**Objective:** Give back the entire listing verbatim.

Figure contents as structured data:
# # #

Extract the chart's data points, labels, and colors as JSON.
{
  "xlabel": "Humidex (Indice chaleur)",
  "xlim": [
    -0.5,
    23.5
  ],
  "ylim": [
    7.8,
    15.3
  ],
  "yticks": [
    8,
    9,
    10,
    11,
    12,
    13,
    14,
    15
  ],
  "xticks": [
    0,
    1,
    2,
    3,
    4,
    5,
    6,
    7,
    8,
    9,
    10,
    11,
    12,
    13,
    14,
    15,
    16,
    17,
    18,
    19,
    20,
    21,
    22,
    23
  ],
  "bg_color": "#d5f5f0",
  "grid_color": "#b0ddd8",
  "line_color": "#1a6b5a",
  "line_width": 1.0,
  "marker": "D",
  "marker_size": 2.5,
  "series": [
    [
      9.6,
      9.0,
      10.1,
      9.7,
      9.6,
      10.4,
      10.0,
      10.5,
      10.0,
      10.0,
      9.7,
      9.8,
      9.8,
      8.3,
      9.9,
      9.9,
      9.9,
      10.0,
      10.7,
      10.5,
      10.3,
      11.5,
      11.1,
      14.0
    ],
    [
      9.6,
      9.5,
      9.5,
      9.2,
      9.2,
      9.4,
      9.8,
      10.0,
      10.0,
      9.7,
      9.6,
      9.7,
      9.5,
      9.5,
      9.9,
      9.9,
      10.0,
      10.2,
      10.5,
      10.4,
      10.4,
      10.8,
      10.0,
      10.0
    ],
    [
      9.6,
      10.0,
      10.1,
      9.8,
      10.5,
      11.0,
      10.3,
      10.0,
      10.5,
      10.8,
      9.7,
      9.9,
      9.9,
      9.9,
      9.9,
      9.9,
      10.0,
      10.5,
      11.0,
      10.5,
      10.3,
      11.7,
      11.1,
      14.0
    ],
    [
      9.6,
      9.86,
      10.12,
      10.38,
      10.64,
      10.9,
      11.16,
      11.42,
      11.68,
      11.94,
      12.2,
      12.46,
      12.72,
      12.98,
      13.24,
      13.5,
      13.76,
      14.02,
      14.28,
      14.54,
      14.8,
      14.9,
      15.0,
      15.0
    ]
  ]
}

# # #

**Worked answer:**
Extract the chart's data points, labels, and colors as JSON.
{
  "xlabel": "Humidex (Indice chaleur)",
  "xlim": [
    -0.5,
    23.5
  ],
  "ylim": [
    7.8,
    15.3
  ],
  "yticks": [
    8,
    9,
    10,
    11,
    12,
    13,
    14,
    15
  ],
  "xticks": [
    0,
    1,
    2,
    3,
    4,
    5,
    6,
    7,
    8,
    9,
    10,
    11,
    12,
    13,
    14,
    15,
    16,
    17,
    18,
    19,
    20,
    21,
    22,
    23
  ],
  "bg_color": "#d5f5f0",
  "grid_color": "#b0ddd8",
  "line_color": "#1a6b5a",
  "line_width": 1.0,
  "marker": "D",
  "marker_size": 2.5,
  "series": [
    [
      9.6,
      9.0,
      10.1,
      9.7,
      9.6,
      10.4,
      10.0,
      10.5,
      10.0,
      10.0,
      9.7,
      9.8,
      9.8,
      8.3,
      9.9,
      9.9,
      9.9,
      10.0,
      10.7,
      10.5,
      10.3,
      11.5,
      11.1,
      14.0
    ],
    [
      9.6,
      9.5,
      9.5,
      9.2,
      9.2,
      9.4,
      9.8,
      10.0,
      10.0,
      9.7,
      9.6,
      9.7,
      9.5,
      9.5,
      9.9,
      9.9,
      10.0,
      10.2,
      10.5,
      10.4,
      10.4,
      10.8,
      10.0,
      10.0
    ],
    [
      9.6,
      10.0,
      10.1,
      9.8,
      10.5,
      11.0,
      10.3,
      10.0,
      10.5,
      10.8,
      9.7,
      9.9,
      9.9,
      9.9,
      9.9,
      9.9,
      10.0,
      10.5,
      11.0,
      10.5,
      10.3,
      11.7,
      11.1,
      14.0
    ],
    [
      9.6,
      9.86,
      10.12,
      10.38,
      10.64,
      10.9,
      11.16,
      11.42,
      11.68,
      11.94,
      12.2,
      12.46,
      12.72,
      12.98,
      13.24,
      13.5,
      13.76,
      14.02,
      14.28,
      14.54,
      14.8,
      14.9,
      15.0,
      15.0
    ]
  ]
}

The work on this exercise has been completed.